══ Information given ══
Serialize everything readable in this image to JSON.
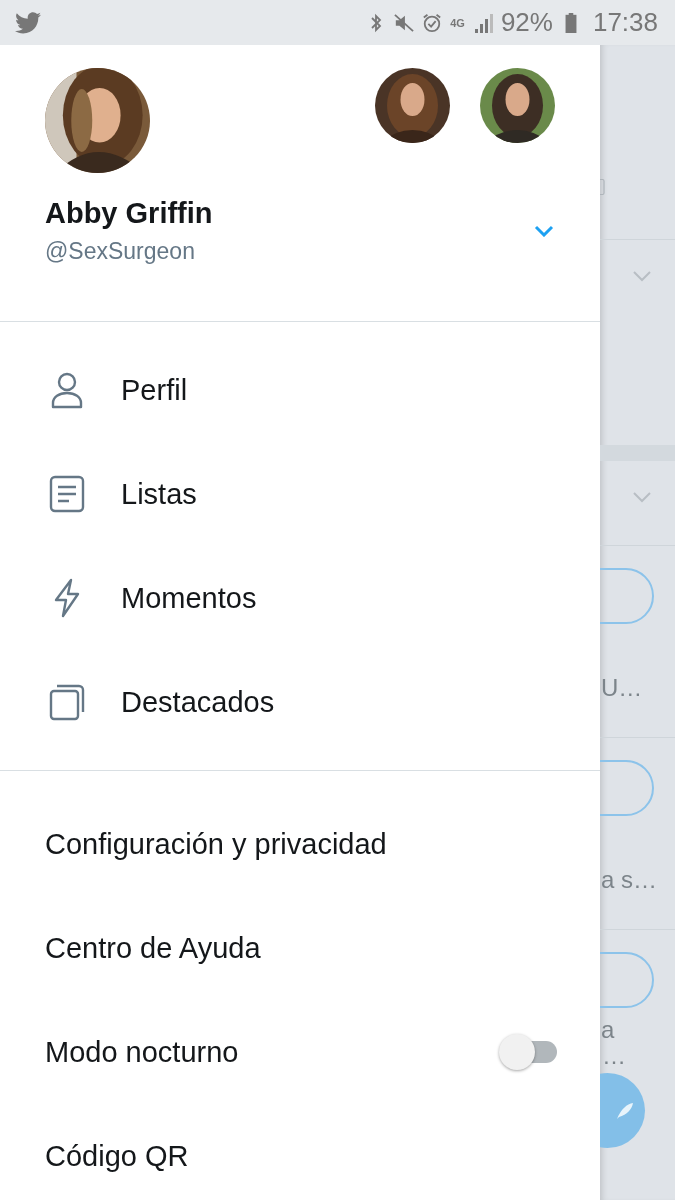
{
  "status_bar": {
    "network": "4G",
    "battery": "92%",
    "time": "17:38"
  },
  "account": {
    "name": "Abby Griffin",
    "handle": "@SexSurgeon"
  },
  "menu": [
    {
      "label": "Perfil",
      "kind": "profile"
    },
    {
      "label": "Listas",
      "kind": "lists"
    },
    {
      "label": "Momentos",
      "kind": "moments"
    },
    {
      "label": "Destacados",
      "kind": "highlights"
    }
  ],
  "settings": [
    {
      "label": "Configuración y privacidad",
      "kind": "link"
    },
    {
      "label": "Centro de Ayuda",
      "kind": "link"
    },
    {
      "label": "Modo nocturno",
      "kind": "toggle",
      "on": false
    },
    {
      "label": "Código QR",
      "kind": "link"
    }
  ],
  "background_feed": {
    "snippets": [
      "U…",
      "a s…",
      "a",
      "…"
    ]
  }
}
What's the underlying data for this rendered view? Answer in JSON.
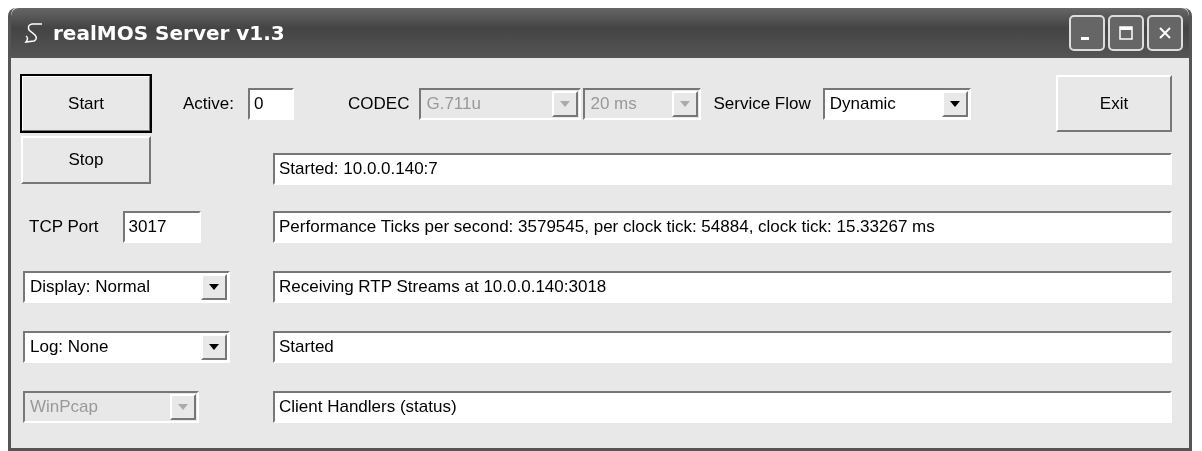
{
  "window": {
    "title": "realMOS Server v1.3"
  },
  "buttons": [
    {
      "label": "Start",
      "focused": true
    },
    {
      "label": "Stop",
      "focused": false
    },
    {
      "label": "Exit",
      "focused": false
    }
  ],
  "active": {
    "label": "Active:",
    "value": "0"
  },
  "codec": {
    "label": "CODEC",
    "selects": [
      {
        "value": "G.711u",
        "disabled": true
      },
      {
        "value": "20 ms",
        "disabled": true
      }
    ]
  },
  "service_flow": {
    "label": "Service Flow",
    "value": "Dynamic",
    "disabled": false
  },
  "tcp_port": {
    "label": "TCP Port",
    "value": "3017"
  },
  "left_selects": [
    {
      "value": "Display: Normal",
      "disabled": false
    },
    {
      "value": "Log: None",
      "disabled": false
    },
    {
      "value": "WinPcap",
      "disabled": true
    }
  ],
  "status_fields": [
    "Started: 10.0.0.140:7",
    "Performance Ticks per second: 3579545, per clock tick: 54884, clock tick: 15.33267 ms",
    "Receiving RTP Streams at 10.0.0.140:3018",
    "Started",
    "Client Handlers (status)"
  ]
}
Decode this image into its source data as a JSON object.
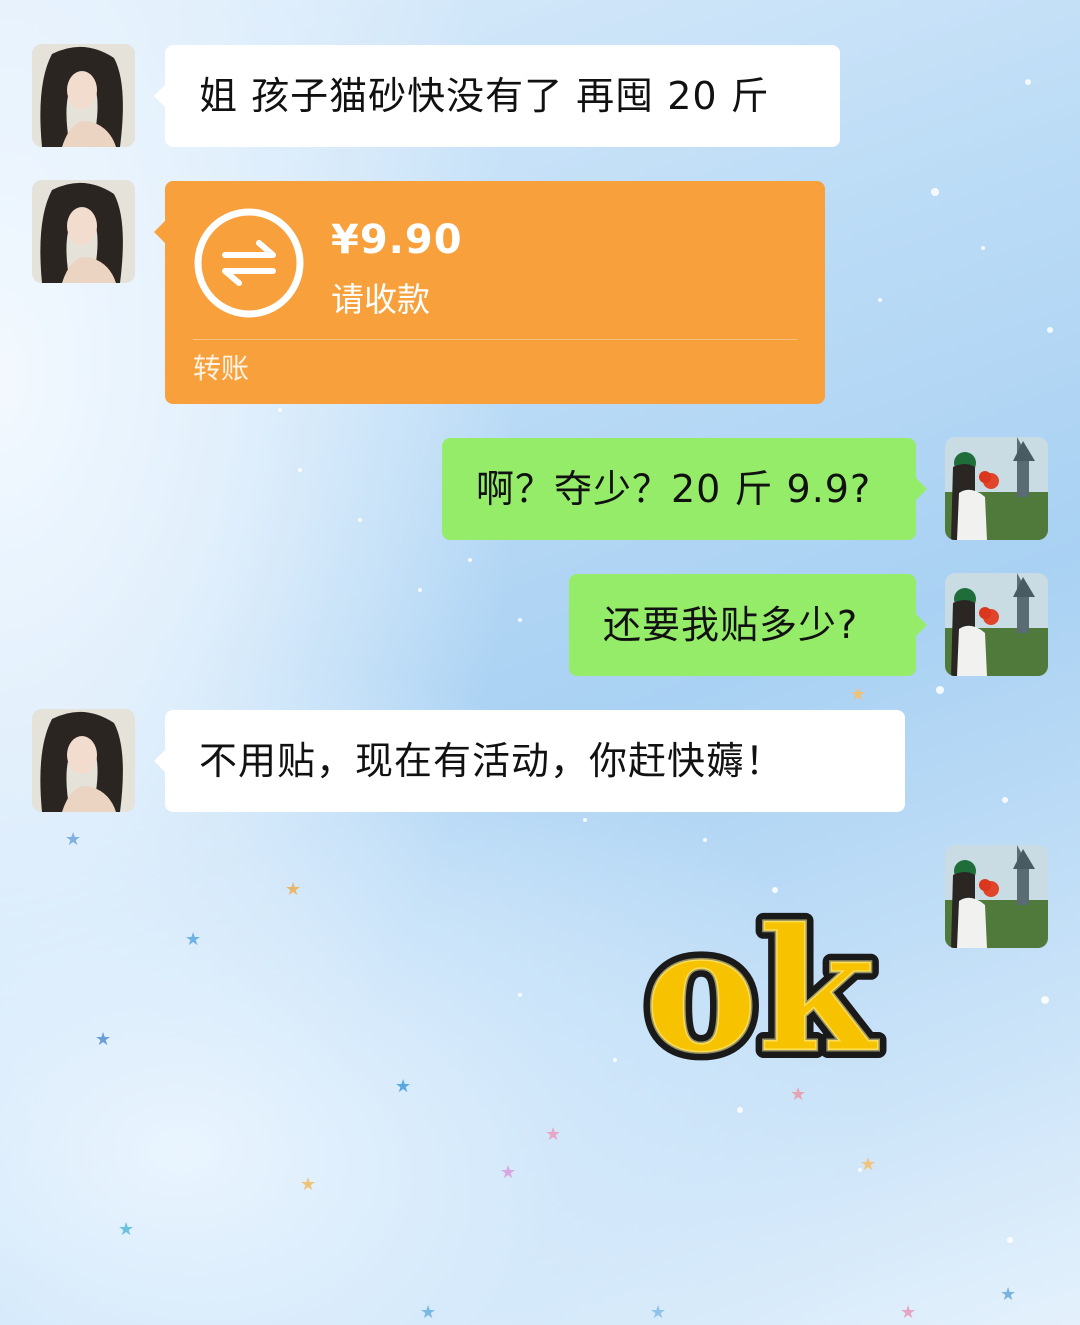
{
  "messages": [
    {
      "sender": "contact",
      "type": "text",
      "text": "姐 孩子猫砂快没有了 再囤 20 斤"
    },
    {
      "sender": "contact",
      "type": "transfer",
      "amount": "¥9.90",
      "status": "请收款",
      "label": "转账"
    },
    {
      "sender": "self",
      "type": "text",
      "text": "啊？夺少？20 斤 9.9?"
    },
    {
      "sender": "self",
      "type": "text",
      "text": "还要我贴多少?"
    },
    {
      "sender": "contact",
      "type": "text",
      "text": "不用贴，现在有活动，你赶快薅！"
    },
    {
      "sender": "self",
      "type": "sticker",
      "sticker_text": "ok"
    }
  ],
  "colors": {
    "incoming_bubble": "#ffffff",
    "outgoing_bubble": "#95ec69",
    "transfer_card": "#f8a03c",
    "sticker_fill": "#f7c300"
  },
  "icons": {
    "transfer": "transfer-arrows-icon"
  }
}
═══
══ Information given ══
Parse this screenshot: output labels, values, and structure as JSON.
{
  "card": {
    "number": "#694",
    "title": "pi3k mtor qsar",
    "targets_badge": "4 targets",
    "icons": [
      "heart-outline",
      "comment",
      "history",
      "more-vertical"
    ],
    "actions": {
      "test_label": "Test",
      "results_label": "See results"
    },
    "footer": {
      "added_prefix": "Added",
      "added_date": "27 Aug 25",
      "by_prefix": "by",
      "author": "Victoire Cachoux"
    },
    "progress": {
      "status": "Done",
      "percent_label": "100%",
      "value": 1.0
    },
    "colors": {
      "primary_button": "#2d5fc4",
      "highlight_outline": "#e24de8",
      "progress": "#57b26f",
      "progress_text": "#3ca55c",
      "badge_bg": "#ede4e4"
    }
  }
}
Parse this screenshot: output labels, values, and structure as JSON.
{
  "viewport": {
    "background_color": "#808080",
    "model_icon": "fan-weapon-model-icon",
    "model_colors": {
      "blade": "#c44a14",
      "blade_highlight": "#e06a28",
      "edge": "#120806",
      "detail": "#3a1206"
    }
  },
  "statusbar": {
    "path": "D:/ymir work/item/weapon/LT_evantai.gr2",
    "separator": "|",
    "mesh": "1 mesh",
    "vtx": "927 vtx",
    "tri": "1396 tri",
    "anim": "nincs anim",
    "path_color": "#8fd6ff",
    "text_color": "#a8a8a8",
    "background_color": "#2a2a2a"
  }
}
═══
══ Information given ══
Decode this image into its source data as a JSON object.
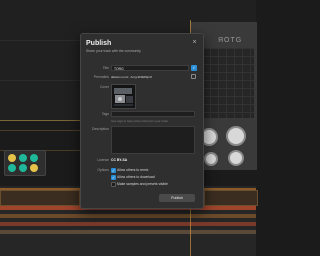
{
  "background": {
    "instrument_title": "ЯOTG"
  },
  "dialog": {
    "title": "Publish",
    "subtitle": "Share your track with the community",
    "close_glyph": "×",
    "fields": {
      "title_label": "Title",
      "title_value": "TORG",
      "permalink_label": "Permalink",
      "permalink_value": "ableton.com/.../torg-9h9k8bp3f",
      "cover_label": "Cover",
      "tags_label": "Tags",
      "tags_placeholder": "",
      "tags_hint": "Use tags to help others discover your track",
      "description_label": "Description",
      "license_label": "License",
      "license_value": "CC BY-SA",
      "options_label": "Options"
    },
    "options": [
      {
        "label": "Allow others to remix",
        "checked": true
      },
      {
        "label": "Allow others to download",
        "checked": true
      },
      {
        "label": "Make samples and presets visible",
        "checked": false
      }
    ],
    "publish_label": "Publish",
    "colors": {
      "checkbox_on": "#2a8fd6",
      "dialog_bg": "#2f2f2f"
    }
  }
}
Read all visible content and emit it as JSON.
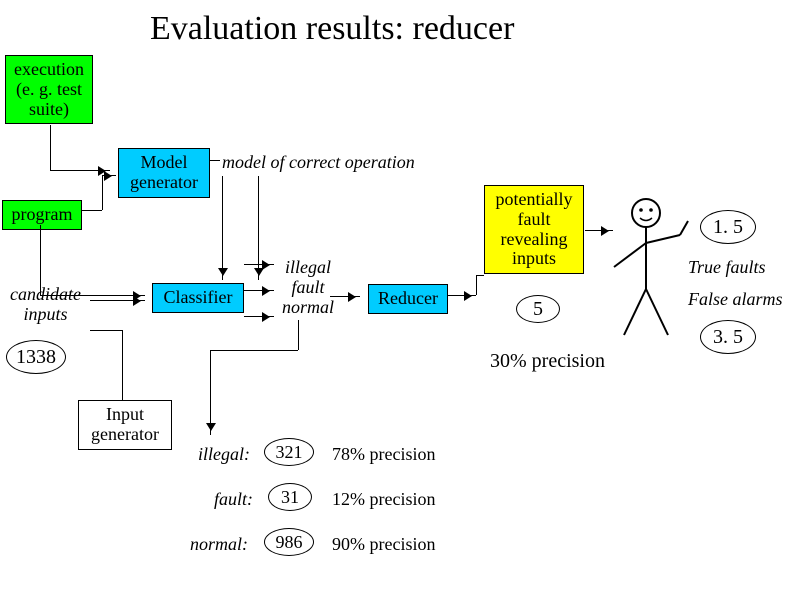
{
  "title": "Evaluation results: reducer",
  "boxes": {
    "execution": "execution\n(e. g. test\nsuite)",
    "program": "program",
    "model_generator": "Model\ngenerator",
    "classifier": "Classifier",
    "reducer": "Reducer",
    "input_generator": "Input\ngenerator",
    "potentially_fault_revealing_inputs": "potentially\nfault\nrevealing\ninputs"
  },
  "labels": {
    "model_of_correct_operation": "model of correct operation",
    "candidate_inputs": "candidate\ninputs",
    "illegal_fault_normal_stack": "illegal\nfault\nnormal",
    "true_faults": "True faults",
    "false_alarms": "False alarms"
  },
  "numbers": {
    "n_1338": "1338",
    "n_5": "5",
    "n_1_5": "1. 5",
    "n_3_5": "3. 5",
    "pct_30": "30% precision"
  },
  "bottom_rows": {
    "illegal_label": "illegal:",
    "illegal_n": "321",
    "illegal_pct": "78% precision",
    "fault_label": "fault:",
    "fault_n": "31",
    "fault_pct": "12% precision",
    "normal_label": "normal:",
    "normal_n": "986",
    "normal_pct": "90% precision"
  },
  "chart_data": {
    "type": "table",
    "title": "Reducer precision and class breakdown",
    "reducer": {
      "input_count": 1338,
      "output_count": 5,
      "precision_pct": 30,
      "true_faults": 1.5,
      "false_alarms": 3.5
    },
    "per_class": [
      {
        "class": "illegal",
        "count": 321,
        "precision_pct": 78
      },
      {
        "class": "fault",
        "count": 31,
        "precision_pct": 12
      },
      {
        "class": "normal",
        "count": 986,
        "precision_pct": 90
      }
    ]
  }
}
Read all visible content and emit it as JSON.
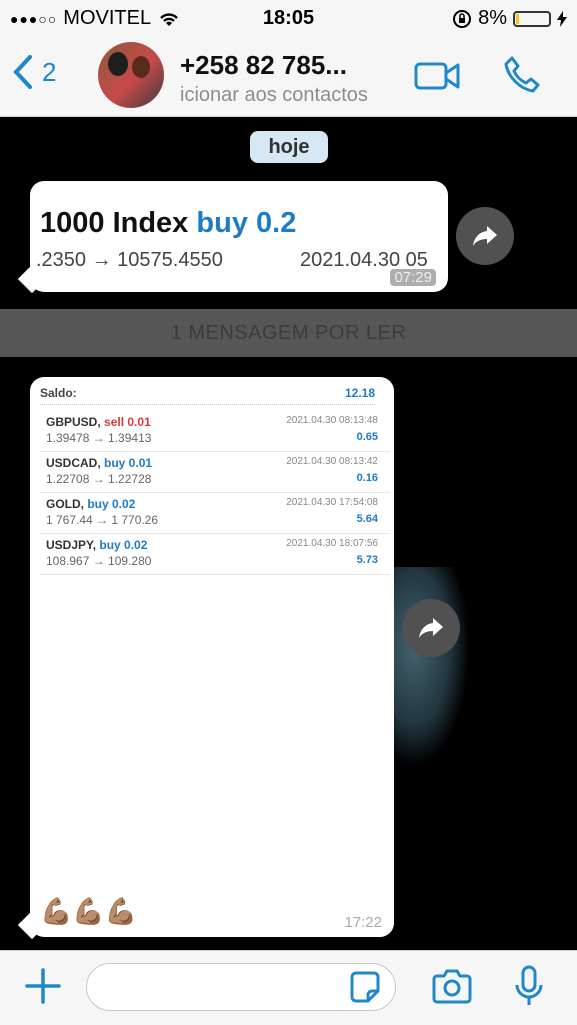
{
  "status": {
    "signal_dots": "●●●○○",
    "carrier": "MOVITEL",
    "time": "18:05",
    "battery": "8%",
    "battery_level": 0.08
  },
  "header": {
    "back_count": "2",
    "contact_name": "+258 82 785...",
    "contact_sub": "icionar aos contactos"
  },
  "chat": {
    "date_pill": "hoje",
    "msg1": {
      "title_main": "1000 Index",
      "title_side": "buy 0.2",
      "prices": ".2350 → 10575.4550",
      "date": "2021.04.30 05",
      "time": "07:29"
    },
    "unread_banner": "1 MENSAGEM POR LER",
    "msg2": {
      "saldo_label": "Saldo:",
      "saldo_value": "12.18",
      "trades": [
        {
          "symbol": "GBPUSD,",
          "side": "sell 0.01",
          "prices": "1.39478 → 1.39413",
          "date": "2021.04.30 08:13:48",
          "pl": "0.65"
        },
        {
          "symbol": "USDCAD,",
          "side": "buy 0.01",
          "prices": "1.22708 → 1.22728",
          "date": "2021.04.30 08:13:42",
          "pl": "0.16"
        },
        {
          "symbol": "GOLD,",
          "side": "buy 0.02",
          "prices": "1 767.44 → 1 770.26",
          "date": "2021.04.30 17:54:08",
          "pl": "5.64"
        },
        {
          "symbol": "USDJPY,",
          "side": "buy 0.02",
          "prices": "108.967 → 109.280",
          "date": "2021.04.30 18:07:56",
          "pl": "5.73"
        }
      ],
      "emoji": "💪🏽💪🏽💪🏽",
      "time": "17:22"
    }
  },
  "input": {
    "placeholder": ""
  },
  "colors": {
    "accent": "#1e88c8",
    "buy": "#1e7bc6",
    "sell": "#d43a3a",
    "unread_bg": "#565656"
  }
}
═══
Given request:
Scan the material above for the word "results". Copy each line where it occurs.

Answer:
      "results_label": "See results"
  "title": "Evaluation results: reducer",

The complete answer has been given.